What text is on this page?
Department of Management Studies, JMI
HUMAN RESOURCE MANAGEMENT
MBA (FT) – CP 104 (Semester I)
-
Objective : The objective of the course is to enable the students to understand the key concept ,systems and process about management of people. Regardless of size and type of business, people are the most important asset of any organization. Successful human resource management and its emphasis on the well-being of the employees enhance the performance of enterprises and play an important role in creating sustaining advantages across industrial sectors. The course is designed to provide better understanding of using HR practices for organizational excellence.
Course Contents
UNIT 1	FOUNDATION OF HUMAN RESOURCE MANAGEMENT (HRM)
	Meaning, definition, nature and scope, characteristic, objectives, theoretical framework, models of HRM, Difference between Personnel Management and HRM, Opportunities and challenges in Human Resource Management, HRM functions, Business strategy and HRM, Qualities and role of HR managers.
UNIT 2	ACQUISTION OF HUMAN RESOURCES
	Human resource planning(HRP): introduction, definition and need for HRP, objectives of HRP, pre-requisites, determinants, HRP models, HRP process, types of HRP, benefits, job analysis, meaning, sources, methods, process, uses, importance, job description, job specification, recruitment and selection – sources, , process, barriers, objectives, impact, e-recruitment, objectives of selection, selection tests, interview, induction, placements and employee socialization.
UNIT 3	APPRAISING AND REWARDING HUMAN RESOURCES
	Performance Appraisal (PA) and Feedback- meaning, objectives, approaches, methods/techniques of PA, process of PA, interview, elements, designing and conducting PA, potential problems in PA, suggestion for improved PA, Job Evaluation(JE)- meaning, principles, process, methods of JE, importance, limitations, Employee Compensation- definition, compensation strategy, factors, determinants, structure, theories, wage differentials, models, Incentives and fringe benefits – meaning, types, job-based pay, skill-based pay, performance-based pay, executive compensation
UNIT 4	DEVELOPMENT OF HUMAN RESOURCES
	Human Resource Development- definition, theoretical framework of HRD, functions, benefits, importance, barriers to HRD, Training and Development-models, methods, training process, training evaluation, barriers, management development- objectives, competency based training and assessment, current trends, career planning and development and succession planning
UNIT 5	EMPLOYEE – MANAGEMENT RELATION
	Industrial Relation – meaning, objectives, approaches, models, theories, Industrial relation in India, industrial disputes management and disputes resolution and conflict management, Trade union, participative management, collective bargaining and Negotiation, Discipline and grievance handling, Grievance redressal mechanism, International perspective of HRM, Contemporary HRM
++++++++
Extract all the entries word for word.

What text is on this page?
Department of Management Studies, JMI
HUMAN RESOURCE MANAGEMENT
MBA (FT) – CP 104 (Semester I)
-
Objective : The objective of the course is to enable the students to understand the key concept ,systems and process about management of people. Regardless of size and type of business, people are the most important asset of any organization. Successful human resource management and its emphasis on the well-being of the employees enhance the performance of enterprises and play an important role in creating sustaining advantages across industrial sectors. The course is designed to provide better understanding of using HR practices for organizational excellence.
Course Contents
UNIT 1	FOUNDATION OF HUMAN RESOURCE MANAGEMENT (HRM)
	Meaning, definition, nature and scope, characteristic, objectives, theoretical framework, models of HRM, Difference between Personnel Management and HRM, Opportunities and challenges in Human Resource Management, HRM functions, Business strategy and HRM, Qualities and role of HR managers.
UNIT 2	ACQUISTION OF HUMAN RESOURCES
	Human resource planning(HRP): introduction, definition and need for HRP, objectives of HRP, pre-requisites, determinants, HRP models, HRP process, types of HRP, benefits, job analysis, meaning, sources, methods, process, uses, importance, job description, job specification, recruitment and selection – sources, , process, barriers, objectives, impact, e-recruitment, objectives of selection, selection tests, interview, induction, placements and employee socialization.
UNIT 3	APPRAISING AND REWARDING HUMAN RESOURCES
	Performance Appraisal (PA) and Feedback- meaning, objectives, approaches, methods/techniques of PA, process of PA, interview, elements, designing and conducting PA, potential problems in PA, suggestion for improved PA, Job Evaluation(JE)- meaning, principles, process, methods of JE, importance, limitations, Employee Compensation- definition, compensation strategy, factors, determinants, structure, theories, wage differentials, models, Incentives and fringe benefits – meaning, types, job-based pay, skill-based pay, performance-based pay, executive compensation
UNIT 4	DEVELOPMENT OF HUMAN RESOURCES
	Human Resource Development- definition, theoretical framework of HRD, functions, benefits, importance, barriers to HRD, Training and Development-models, methods, training process, training evaluation, barriers, management development- objectives, competency based training and assessment, current trends, career planning and development and succession planning
UNIT 5	EMPLOYEE – MANAGEMENT RELATION
	Industrial Relation – meaning, objectives, approaches, models, theories, Industrial relation in India, industrial disputes management and disputes resolution and conflict management, Trade union, participative management, collective bargaining and Negotiation, Discipline and grievance handling, Grievance redressal mechanism, International perspective of HRM, Contemporary HRM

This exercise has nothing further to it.